Problem description: In the copy, include every entry exactly but none of the pictures.

The data:
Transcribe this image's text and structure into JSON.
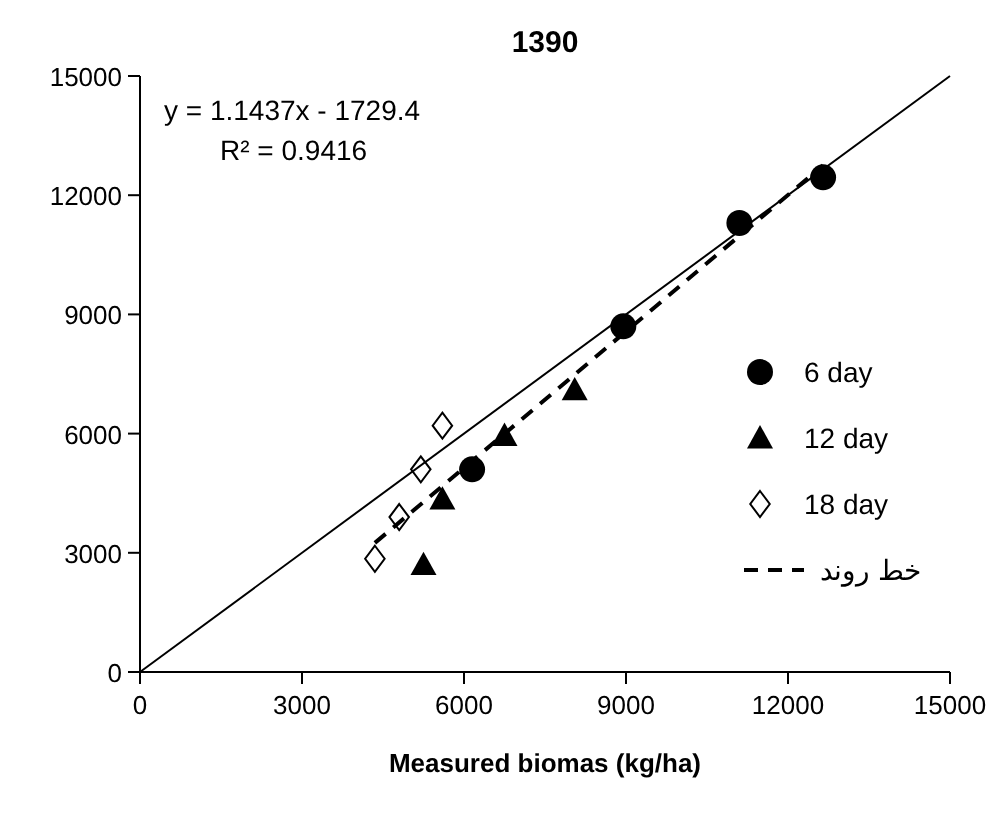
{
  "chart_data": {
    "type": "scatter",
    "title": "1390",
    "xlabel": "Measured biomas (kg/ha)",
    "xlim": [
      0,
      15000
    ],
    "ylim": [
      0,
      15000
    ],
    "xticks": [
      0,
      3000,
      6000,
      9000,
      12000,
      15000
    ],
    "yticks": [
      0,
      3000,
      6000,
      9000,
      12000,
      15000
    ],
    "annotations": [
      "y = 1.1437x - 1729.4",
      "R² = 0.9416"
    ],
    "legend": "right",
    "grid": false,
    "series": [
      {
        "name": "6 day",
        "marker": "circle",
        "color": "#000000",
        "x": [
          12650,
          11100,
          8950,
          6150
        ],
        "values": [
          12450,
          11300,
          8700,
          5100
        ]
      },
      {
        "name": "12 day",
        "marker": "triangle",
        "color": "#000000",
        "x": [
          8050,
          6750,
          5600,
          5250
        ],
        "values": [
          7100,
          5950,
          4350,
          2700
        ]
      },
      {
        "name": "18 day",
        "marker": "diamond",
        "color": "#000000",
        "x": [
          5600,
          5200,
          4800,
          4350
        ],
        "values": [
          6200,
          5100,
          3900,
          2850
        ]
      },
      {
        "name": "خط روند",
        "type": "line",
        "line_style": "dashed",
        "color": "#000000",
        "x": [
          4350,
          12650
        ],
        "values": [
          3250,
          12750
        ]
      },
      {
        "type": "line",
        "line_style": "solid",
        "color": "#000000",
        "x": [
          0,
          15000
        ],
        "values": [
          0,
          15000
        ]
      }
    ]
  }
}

Complete answer:
Transcribe this image's text and structure into JSON.
{
  "chart_data": {
    "type": "scatter",
    "title": "1390",
    "xlabel": "Measured biomas (kg/ha)",
    "xlim": [
      0,
      15000
    ],
    "ylim": [
      0,
      15000
    ],
    "xticks": [
      0,
      3000,
      6000,
      9000,
      12000,
      15000
    ],
    "yticks": [
      0,
      3000,
      6000,
      9000,
      12000,
      15000
    ],
    "annotations": [
      "y = 1.1437x - 1729.4",
      "R² = 0.9416"
    ],
    "legend": "right",
    "grid": false,
    "series": [
      {
        "name": "6 day",
        "marker": "circle",
        "color": "#000000",
        "x": [
          12650,
          11100,
          8950,
          6150
        ],
        "values": [
          12450,
          11300,
          8700,
          5100
        ]
      },
      {
        "name": "12 day",
        "marker": "triangle",
        "color": "#000000",
        "x": [
          8050,
          6750,
          5600,
          5250
        ],
        "values": [
          7100,
          5950,
          4350,
          2700
        ]
      },
      {
        "name": "18 day",
        "marker": "diamond",
        "color": "#000000",
        "x": [
          5600,
          5200,
          4800,
          4350
        ],
        "values": [
          6200,
          5100,
          3900,
          2850
        ]
      },
      {
        "name": "خط روند",
        "type": "line",
        "line_style": "dashed",
        "color": "#000000",
        "x": [
          4350,
          12650
        ],
        "values": [
          3250,
          12750
        ]
      },
      {
        "type": "line",
        "line_style": "solid",
        "color": "#000000",
        "x": [
          0,
          15000
        ],
        "values": [
          0,
          15000
        ]
      }
    ]
  }
}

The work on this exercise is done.